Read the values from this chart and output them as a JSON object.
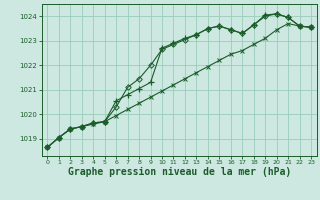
{
  "bg_color": "#cce8e0",
  "grid_color": "#99ccbb",
  "line_color": "#1a5c2a",
  "xlabel": "Graphe pression niveau de la mer (hPa)",
  "xlabel_fontsize": 7,
  "xlim": [
    -0.5,
    23.5
  ],
  "ylim": [
    1018.3,
    1024.5
  ],
  "yticks": [
    1019,
    1020,
    1021,
    1022,
    1023,
    1024
  ],
  "xticks": [
    0,
    1,
    2,
    3,
    4,
    5,
    6,
    7,
    8,
    9,
    10,
    11,
    12,
    13,
    14,
    15,
    16,
    17,
    18,
    19,
    20,
    21,
    22,
    23
  ],
  "series_upper_x": [
    0,
    1,
    2,
    3,
    4,
    5,
    6,
    7,
    8,
    9,
    10,
    11,
    12,
    13,
    14,
    15,
    16,
    17,
    18,
    19,
    20,
    21,
    22,
    23
  ],
  "series_upper_y": [
    1018.65,
    1019.05,
    1019.4,
    1019.5,
    1019.65,
    1019.7,
    1020.3,
    1021.1,
    1021.45,
    1022.0,
    1022.65,
    1022.85,
    1023.05,
    1023.25,
    1023.5,
    1023.6,
    1023.45,
    1023.3,
    1023.65,
    1024.0,
    1024.1,
    1023.95,
    1023.6,
    1023.55
  ],
  "series_mid_x": [
    0,
    1,
    2,
    3,
    4,
    5,
    6,
    7,
    8,
    9,
    10,
    11,
    12,
    13,
    14,
    15,
    16,
    17,
    18,
    19,
    20,
    21,
    22,
    23
  ],
  "series_mid_y": [
    1018.65,
    1019.05,
    1019.4,
    1019.5,
    1019.65,
    1019.7,
    1020.55,
    1020.8,
    1021.05,
    1021.3,
    1022.7,
    1022.9,
    1023.1,
    1023.25,
    1023.5,
    1023.6,
    1023.45,
    1023.3,
    1023.65,
    1024.05,
    1024.1,
    1023.95,
    1023.6,
    1023.55
  ],
  "series_straight_x": [
    0,
    1,
    2,
    3,
    4,
    5,
    6,
    7,
    8,
    9,
    10,
    11,
    12,
    13,
    14,
    15,
    16,
    17,
    18,
    19,
    20,
    21,
    22,
    23
  ],
  "series_straight_y": [
    1018.65,
    1019.05,
    1019.4,
    1019.5,
    1019.6,
    1019.7,
    1019.95,
    1020.2,
    1020.45,
    1020.7,
    1020.95,
    1021.2,
    1021.45,
    1021.7,
    1021.95,
    1022.2,
    1022.45,
    1022.6,
    1022.85,
    1023.1,
    1023.45,
    1023.7,
    1023.6,
    1023.55
  ]
}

Instruction: The records above are to be reproduced exactly; the pictures are to be left out.

Complete output:
Read the values from this chart and output them as a JSON object.
{
  "bg_color": "#cce8e0",
  "grid_color": "#99ccbb",
  "line_color": "#1a5c2a",
  "xlabel": "Graphe pression niveau de la mer (hPa)",
  "xlabel_fontsize": 7,
  "xlim": [
    -0.5,
    23.5
  ],
  "ylim": [
    1018.3,
    1024.5
  ],
  "yticks": [
    1019,
    1020,
    1021,
    1022,
    1023,
    1024
  ],
  "xticks": [
    0,
    1,
    2,
    3,
    4,
    5,
    6,
    7,
    8,
    9,
    10,
    11,
    12,
    13,
    14,
    15,
    16,
    17,
    18,
    19,
    20,
    21,
    22,
    23
  ],
  "series_upper_x": [
    0,
    1,
    2,
    3,
    4,
    5,
    6,
    7,
    8,
    9,
    10,
    11,
    12,
    13,
    14,
    15,
    16,
    17,
    18,
    19,
    20,
    21,
    22,
    23
  ],
  "series_upper_y": [
    1018.65,
    1019.05,
    1019.4,
    1019.5,
    1019.65,
    1019.7,
    1020.3,
    1021.1,
    1021.45,
    1022.0,
    1022.65,
    1022.85,
    1023.05,
    1023.25,
    1023.5,
    1023.6,
    1023.45,
    1023.3,
    1023.65,
    1024.0,
    1024.1,
    1023.95,
    1023.6,
    1023.55
  ],
  "series_mid_x": [
    0,
    1,
    2,
    3,
    4,
    5,
    6,
    7,
    8,
    9,
    10,
    11,
    12,
    13,
    14,
    15,
    16,
    17,
    18,
    19,
    20,
    21,
    22,
    23
  ],
  "series_mid_y": [
    1018.65,
    1019.05,
    1019.4,
    1019.5,
    1019.65,
    1019.7,
    1020.55,
    1020.8,
    1021.05,
    1021.3,
    1022.7,
    1022.9,
    1023.1,
    1023.25,
    1023.5,
    1023.6,
    1023.45,
    1023.3,
    1023.65,
    1024.05,
    1024.1,
    1023.95,
    1023.6,
    1023.55
  ],
  "series_straight_x": [
    0,
    1,
    2,
    3,
    4,
    5,
    6,
    7,
    8,
    9,
    10,
    11,
    12,
    13,
    14,
    15,
    16,
    17,
    18,
    19,
    20,
    21,
    22,
    23
  ],
  "series_straight_y": [
    1018.65,
    1019.05,
    1019.4,
    1019.5,
    1019.6,
    1019.7,
    1019.95,
    1020.2,
    1020.45,
    1020.7,
    1020.95,
    1021.2,
    1021.45,
    1021.7,
    1021.95,
    1022.2,
    1022.45,
    1022.6,
    1022.85,
    1023.1,
    1023.45,
    1023.7,
    1023.6,
    1023.55
  ]
}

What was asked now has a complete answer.